Review the listing and copy each line that holds the word "JSON".

# START OF Listed records

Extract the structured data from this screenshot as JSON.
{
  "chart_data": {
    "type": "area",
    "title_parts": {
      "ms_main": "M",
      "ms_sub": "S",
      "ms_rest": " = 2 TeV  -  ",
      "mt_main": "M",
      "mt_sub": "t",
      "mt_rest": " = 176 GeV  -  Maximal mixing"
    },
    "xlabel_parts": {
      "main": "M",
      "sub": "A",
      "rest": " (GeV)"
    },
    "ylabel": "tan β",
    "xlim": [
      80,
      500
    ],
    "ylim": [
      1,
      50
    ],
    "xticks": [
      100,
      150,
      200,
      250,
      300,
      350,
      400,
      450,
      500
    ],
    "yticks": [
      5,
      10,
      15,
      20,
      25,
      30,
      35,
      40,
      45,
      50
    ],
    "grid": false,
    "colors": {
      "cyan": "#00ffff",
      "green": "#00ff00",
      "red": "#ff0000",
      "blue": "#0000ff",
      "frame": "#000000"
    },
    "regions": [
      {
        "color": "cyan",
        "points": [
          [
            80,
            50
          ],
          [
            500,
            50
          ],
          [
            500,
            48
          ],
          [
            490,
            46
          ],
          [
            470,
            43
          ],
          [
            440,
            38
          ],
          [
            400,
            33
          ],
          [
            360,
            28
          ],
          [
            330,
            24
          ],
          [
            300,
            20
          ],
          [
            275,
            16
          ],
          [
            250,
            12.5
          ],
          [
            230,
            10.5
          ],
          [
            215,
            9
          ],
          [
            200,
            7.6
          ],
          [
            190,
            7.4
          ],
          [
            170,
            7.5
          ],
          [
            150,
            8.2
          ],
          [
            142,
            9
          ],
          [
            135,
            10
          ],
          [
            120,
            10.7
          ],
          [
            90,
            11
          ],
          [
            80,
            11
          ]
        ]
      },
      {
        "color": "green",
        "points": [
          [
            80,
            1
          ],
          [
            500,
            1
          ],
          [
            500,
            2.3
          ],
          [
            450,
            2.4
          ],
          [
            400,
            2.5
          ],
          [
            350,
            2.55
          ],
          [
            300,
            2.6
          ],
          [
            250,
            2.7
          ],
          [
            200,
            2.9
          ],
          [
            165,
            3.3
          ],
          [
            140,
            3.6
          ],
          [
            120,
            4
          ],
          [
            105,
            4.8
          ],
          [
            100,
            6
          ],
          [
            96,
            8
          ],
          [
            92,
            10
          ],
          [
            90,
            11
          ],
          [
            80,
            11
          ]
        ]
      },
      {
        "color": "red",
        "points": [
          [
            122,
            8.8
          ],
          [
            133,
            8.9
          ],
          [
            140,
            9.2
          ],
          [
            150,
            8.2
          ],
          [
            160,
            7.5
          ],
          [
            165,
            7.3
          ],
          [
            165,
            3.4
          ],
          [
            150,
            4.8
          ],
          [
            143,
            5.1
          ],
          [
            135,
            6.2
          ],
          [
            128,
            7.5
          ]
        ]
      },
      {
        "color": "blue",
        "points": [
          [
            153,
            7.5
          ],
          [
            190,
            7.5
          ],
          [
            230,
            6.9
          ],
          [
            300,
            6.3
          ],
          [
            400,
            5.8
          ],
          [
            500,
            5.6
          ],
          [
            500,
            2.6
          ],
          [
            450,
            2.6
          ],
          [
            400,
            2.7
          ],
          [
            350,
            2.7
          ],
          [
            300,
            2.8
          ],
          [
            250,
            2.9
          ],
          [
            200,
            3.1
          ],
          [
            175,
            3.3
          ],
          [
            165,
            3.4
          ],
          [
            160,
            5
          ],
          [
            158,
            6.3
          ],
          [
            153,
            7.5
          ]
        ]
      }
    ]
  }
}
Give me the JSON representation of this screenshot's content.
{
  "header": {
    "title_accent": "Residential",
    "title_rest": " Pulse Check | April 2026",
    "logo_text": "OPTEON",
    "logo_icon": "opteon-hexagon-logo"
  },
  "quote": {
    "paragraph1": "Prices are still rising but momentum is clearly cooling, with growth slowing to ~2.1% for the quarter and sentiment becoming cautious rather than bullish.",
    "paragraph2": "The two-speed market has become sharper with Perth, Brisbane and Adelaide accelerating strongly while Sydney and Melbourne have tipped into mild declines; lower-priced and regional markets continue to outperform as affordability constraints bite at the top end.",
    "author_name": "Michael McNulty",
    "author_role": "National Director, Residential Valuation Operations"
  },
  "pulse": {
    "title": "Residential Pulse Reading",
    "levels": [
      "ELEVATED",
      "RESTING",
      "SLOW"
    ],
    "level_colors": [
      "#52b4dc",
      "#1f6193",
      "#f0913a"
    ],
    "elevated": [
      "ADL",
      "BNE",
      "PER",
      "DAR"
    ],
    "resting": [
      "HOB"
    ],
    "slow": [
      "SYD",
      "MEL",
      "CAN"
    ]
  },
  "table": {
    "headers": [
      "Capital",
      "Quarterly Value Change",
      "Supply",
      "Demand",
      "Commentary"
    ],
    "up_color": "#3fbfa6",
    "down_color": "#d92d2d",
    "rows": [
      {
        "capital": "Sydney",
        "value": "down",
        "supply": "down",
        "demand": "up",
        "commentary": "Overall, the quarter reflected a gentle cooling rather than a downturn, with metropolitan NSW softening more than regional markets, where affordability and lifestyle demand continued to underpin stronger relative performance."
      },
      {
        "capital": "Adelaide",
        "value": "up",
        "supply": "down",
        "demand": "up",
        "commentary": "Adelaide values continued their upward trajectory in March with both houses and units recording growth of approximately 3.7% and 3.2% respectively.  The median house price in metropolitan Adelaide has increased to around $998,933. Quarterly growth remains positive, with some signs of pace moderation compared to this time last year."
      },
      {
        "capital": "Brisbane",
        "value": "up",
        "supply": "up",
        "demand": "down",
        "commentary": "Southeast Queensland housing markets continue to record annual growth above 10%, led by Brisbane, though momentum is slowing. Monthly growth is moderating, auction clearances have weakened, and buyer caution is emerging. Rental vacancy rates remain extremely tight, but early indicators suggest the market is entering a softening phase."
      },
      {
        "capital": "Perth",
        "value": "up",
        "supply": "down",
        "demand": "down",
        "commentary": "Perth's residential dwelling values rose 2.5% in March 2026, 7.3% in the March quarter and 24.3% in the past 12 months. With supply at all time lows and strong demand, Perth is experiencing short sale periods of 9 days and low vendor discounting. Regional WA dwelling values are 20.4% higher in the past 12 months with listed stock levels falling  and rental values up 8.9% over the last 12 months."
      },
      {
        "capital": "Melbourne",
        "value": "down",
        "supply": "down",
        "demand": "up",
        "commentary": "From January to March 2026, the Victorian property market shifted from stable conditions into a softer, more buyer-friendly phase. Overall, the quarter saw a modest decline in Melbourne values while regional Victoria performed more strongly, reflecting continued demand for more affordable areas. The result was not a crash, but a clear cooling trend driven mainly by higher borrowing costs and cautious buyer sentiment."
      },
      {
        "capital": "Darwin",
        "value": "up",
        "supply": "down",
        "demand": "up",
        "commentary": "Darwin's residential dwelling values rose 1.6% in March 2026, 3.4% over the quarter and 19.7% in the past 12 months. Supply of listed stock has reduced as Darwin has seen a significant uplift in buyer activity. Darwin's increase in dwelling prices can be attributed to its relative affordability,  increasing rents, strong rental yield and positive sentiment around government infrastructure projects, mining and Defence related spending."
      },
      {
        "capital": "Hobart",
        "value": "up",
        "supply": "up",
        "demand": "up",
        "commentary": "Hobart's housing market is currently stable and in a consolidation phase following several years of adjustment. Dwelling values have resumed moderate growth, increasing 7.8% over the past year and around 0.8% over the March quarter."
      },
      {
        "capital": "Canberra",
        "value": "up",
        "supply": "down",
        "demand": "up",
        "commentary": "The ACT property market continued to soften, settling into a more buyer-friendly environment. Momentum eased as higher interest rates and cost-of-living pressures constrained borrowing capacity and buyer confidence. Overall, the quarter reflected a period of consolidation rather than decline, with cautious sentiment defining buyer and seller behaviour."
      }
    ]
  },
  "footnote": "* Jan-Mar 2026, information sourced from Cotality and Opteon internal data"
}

# END OF Listed records

*Expected answer:*
Extract the structured data from this screenshot as JSON.
Give me the JSON representation of this screenshot's content.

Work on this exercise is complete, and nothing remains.